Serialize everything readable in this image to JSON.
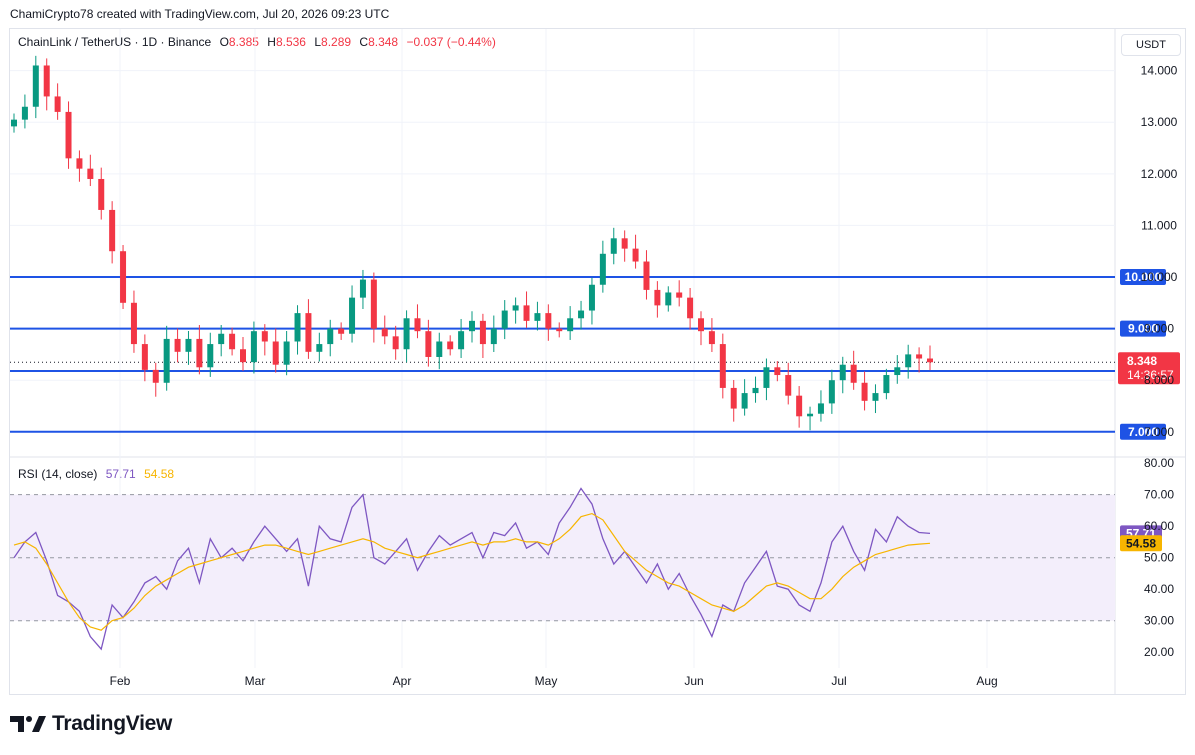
{
  "header": {
    "caption": "ChamiCrypto78 created with TradingView.com, Jul 20, 2026 09:23 UTC"
  },
  "legend": {
    "symbol": "ChainLink / TetherUS · 1D · Binance",
    "o_key": "O",
    "o_val": "8.385",
    "h_key": "H",
    "h_val": "8.536",
    "l_key": "L",
    "l_val": "8.289",
    "c_key": "C",
    "c_val": "8.348",
    "change": "−0.037 (−0.44%)"
  },
  "rsi_legend": {
    "label": "RSI (14, close)",
    "rsi": "57.71",
    "ma": "54.58"
  },
  "currency": "USDT",
  "logo": {
    "text": "TradingView"
  },
  "colors": {
    "up": "#089981",
    "down": "#f23645",
    "level": "#1e53e5",
    "rsi": "#7e57c2",
    "rsi_ma": "#f7b500",
    "rsi_band": "#f3eefb"
  },
  "chart_data": [
    {
      "type": "candlestick",
      "title": "ChainLink / TetherUS · 1D · Binance",
      "x_ticks": [
        "Feb",
        "Mar",
        "Apr",
        "May",
        "Jun",
        "Jul",
        "Aug"
      ],
      "y_ticks": [
        "14.000",
        "13.000",
        "12.000",
        "11.000",
        "10.000",
        "9.000",
        "8.000",
        "7.000"
      ],
      "ylim": [
        6.55,
        14.4
      ],
      "horizontal_levels": [
        {
          "value": 10.0,
          "label": "10.000"
        },
        {
          "value": 9.0,
          "label": "9.000"
        },
        {
          "value": 8.178,
          "label": "8.178"
        },
        {
          "value": 7.0,
          "label": "7.000"
        }
      ],
      "last_price": {
        "value": 8.348,
        "label": "8.348",
        "countdown": "14:36:57"
      },
      "close_series": [
        13.05,
        13.3,
        14.1,
        13.5,
        13.2,
        12.3,
        12.1,
        11.9,
        11.3,
        10.5,
        9.5,
        8.7,
        8.2,
        7.95,
        8.8,
        8.55,
        8.8,
        8.25,
        8.7,
        8.9,
        8.6,
        8.35,
        8.95,
        8.75,
        8.3,
        8.75,
        9.3,
        8.55,
        8.7,
        9.0,
        8.9,
        9.6,
        9.95,
        9.0,
        8.85,
        8.6,
        9.2,
        8.95,
        8.45,
        8.75,
        8.6,
        8.95,
        9.15,
        8.7,
        9.0,
        9.35,
        9.45,
        9.15,
        9.3,
        9.0,
        8.95,
        9.2,
        9.35,
        9.85,
        10.45,
        10.75,
        10.55,
        10.3,
        9.75,
        9.45,
        9.7,
        9.6,
        9.2,
        8.95,
        8.7,
        7.85,
        7.45,
        7.75,
        7.85,
        8.25,
        8.1,
        7.7,
        7.3,
        7.35,
        7.55,
        8.0,
        8.3,
        7.95,
        7.6,
        7.75,
        8.1,
        8.25,
        8.5,
        8.42,
        8.348
      ]
    },
    {
      "type": "line",
      "title": "RSI (14, close)",
      "y_ticks": [
        "80.00",
        "70.00",
        "60.00",
        "50.00",
        "40.00",
        "30.00",
        "20.00"
      ],
      "ylim": [
        15,
        81
      ],
      "bands": [
        70,
        50,
        30
      ],
      "series": [
        {
          "name": "RSI",
          "values": [
            50,
            55,
            58,
            49,
            38,
            36,
            33,
            25,
            21,
            35,
            31,
            36,
            42,
            44,
            40,
            49,
            53,
            42,
            56,
            50,
            53,
            49,
            55,
            60,
            56,
            52,
            56,
            41,
            60,
            56,
            55,
            66,
            70,
            50,
            48,
            52,
            56,
            46,
            52,
            57,
            54,
            56,
            58,
            50,
            58,
            57,
            61,
            53,
            55,
            51,
            61,
            66,
            72,
            67,
            56,
            48,
            52,
            47,
            42,
            48,
            40,
            45,
            38,
            32,
            25,
            35,
            33,
            42,
            47,
            52,
            41,
            40,
            35,
            33,
            42,
            55,
            60,
            52,
            46,
            59,
            55,
            63,
            60,
            58,
            57.71
          ]
        },
        {
          "name": "MA",
          "values": [
            54,
            55,
            53,
            48,
            42,
            36,
            31,
            28,
            27,
            30,
            31,
            34,
            38,
            41,
            43,
            45,
            47,
            48,
            49,
            50,
            51,
            52,
            53,
            54,
            54,
            53,
            52,
            51,
            52,
            53,
            54,
            55,
            56,
            55,
            53,
            52,
            51,
            50,
            51,
            52,
            53,
            54,
            55,
            54,
            55,
            55,
            56,
            55,
            55,
            54,
            56,
            59,
            63,
            64,
            62,
            57,
            52,
            49,
            46,
            44,
            42,
            41,
            39,
            37,
            35,
            34,
            33,
            35,
            38,
            41,
            42,
            41,
            39,
            37,
            37,
            40,
            44,
            47,
            49,
            51,
            52,
            53,
            54,
            54.3,
            54.58
          ]
        }
      ],
      "value_labels": [
        {
          "label": "57.71"
        },
        {
          "label": "54.58"
        }
      ]
    }
  ]
}
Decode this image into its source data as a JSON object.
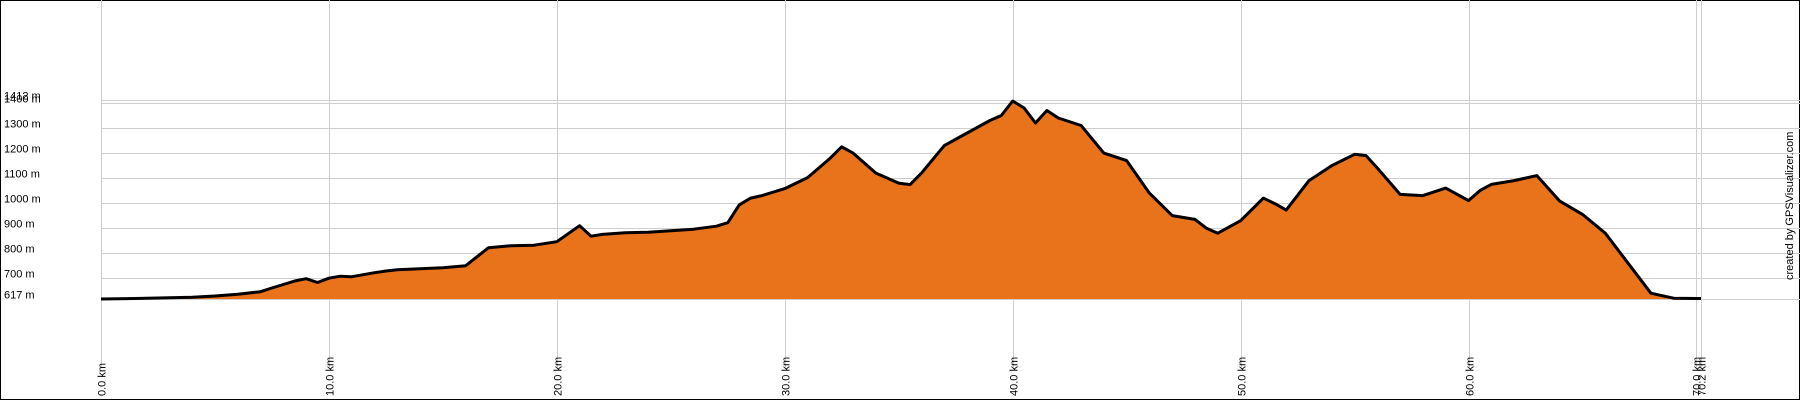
===============
## Instructions for the task
Show every line that contains the word "TradingView".

## The answer
    "caption": "ChamiCrypto78 created with TradingView.com, Jul 20, 2026 09:23 UTC"
    "text": "TradingView"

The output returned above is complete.